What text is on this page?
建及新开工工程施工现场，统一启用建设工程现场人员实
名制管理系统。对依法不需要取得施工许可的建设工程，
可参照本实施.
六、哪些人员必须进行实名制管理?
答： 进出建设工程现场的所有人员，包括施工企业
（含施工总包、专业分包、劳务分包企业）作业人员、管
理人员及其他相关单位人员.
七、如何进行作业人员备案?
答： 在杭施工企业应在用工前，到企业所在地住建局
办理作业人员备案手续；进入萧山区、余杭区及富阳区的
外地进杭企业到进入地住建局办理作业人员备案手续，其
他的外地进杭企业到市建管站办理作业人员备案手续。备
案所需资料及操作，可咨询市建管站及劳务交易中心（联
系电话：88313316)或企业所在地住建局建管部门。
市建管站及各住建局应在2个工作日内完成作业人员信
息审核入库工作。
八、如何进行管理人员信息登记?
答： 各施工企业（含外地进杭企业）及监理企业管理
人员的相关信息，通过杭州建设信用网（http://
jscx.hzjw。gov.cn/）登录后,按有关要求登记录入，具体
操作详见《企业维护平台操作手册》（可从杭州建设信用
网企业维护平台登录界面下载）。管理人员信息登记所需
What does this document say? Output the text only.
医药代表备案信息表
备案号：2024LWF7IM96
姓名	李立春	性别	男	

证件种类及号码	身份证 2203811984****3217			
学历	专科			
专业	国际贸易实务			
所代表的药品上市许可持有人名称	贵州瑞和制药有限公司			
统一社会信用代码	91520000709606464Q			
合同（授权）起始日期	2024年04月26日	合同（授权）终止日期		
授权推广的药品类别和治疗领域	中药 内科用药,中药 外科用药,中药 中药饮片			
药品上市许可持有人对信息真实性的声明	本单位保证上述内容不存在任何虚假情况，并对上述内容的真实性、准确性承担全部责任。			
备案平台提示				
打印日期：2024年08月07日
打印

________________

▶ PROMPT: Go through the records. Copy each line where "this" appears.

▶ CORRECT RESPONSE:
What text is on this page?
What does this document say? Output the text only.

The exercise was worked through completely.